__WRITTEN INSTRUCTION__
Carry on the essay on British and Chinese imperial expansion, beginning after its final sentence.

__TEXT PASSAGE__
____
John Darwin argued that a formal empire could be defined by a sustained effort to assimilate a country to the political, economic or cultural system of another power. (John Darwin (1997) SS 9.2). Britain a maritime power and China a land-based empire, initially took significantly different approaches to the expansion of their empires and how these empires were attained and then managed, but ultimately Britain’s influence on India militarily, economically, culturally and politically after 1857, which mirrored how Chinese imperial culture before the nineteenth century expanded its influence militarily, politically and culturally. Approaches taken by both British and Chinese expansionist policy took different forms, but it was through British mercantile interests in the periphery that led to a diplomatic approach from the crown to the Chinese emperor and ultimately the expansion of British influence that led to an informal treaty that determined mercantile influence over the British and Chinese empires.
Adam Smith, in 1776 wrote in the Wealth of Nations that China was “one of the most richest, that is, one of the most cultivated, most industrious, and most populous countries in the world”. (Adam Smith, 1910 (1776) pp. 63-64). In the 18th Century the East India Company was importing raw silks, porcelain and by 1725, 250,000 pounds of tea a year, and in 1805, tea imports to Britain had increased to 24 million pounds of tea a year from Canton( Stephen Platt (2018) Pp. 12). Pomerantz argues that by 1800, the Chinese in the larger regions equalled the most prosperous European countries and they ate, dressed, lived better than and consumed more sugar than any European nation. (Pomerantz, 2000, Pp47-48).
____
__SUPPLIED RECORDS__
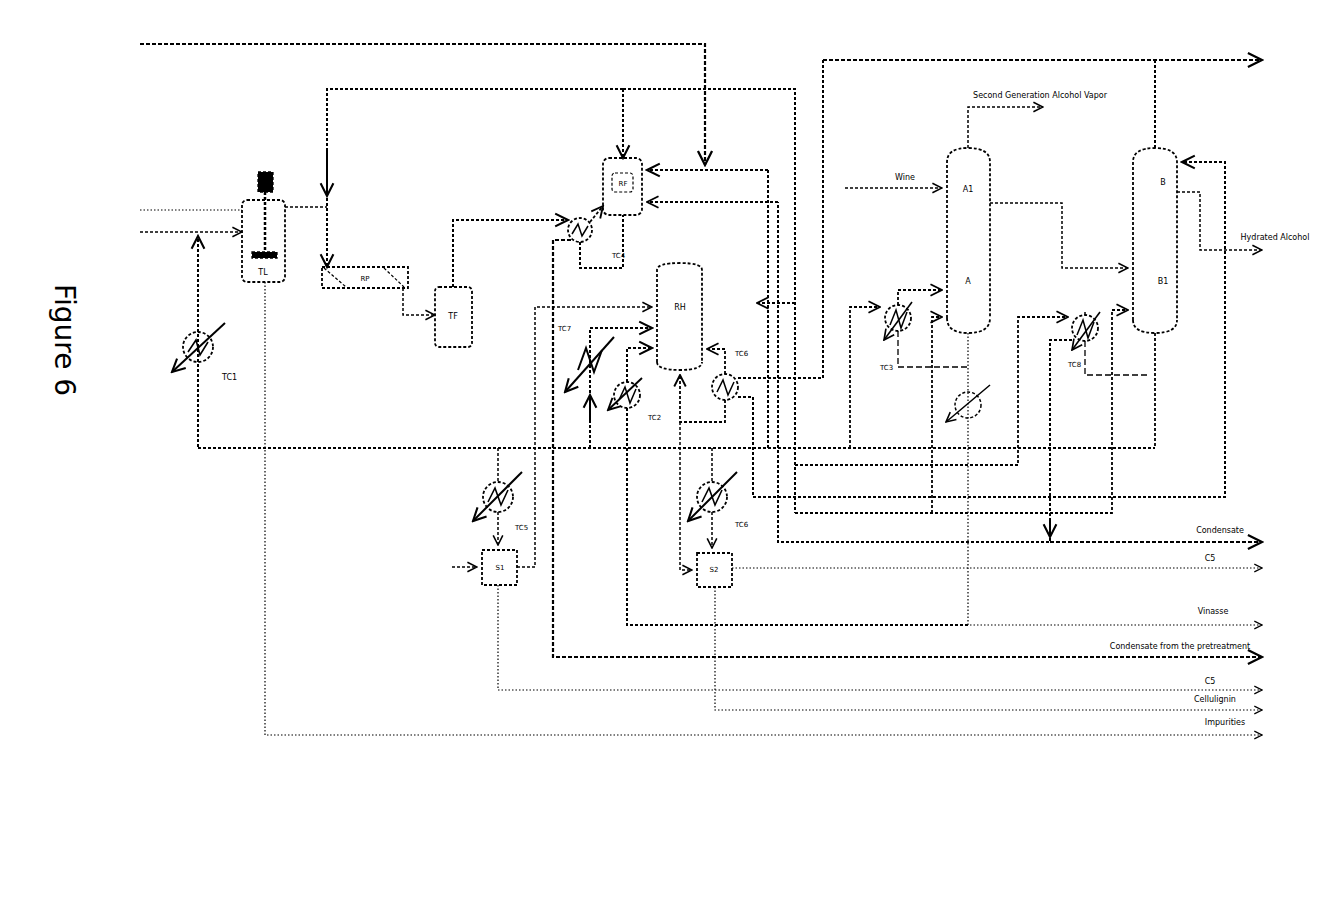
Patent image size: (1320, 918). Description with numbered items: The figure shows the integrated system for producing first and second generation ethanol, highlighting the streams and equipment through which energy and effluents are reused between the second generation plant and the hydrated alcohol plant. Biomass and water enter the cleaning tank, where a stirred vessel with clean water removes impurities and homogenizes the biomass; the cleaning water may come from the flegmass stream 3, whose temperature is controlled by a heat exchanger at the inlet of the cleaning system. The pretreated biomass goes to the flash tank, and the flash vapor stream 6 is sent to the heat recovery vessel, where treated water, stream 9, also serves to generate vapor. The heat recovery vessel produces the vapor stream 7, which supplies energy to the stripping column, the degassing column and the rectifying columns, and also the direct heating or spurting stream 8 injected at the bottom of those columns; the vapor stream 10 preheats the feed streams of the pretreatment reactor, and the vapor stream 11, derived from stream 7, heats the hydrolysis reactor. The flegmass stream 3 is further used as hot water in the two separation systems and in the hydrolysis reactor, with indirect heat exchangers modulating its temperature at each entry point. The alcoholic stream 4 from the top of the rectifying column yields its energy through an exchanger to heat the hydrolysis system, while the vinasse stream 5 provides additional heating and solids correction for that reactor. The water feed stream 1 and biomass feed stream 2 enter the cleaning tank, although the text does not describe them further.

The water feed 1 is at (182, 228).
The biomass feed 2 is at (182, 203).
The flegmass stream 3 is at (627, 44).
The alcoholic stream 4 is at (976, 57).
The vinasse (stillage) stream 5 is at (1157, 436).
The flash vapor stream 6 is at (848, 513).
The vapor stream 7 is at (671, 89).
The spurting stream 8 is at (492, 220).
The treated water stream 9 is at (880, 625).
The vapor stream 10 is at (456, 89).
The vapor stream 11 is at (752, 302).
____
__OUTPUT__
In contrast Britain in 1760, had colonies in North America, the Caribbean and enclaves in Bombay, Madras and Bengal. (world map 5 (1763) Muir R & Phillip G., P9). Britain depended on access to China through Portuguese Macao in order for its factories to trade in Canton and was wholly dependent on the East India Company to further its interests in India and trade with China. By 1800, Britain’s population was less than nine million (Bernard Waites (2009) p.131), it had lost possession of the United States of America, it was at war with France, not only in Europe but also India and the America’s and had lost access to it’s markets in Europe. It took six months for the East India Company in London to communicate an order to its periphery in Bengal, its interests in India were dependent on a mercantile elite in the periphery, so much so, that in 1793, Lord Macartney’s embassy to China was sponsored by the east India Company. British interest in India was meant to be self-financing and was run by the East India Company who were answerable to their stockholders, and by the 1800s’ with the increase of troops and expansion in India, revenue from trade did not cover the costs involved. Revenue was raised through indemnities, tributes and subventions from states, and tax from administered territories became the source of the East India Companies income (John Key (2010) Pp. 412-414).
In 1800, the Qing dynasty depended on 20,000 civil officials, who raised revenue of 100 million taels, which related to 5% taxation from every member of the population in China (Adshead, (1995), p.246: Bernard Waites (2009) Pp. 130-131). Bernard Waites argues that Chinese officials were drawn from the social elites, whose social rank was determined by their qualification through exams, which tested their knowledge of Confucian classics, which immersed students in Confucian morals. Voltaire wrote that “the human mind cannot imagine a better government than this one where everything is to be decided by large tribunals subordinated to each other, of which members are admitted after severe examinations.” (Voltaire, Essai sur le moers)(Stephen Platt (2018),Pp49)). In essence China as an empire was multidimensional both social culturally and economically, territorially concentrated, supportive of its constituent parts and heavily centralized at its core (Alexander,. J Mortyl (1997)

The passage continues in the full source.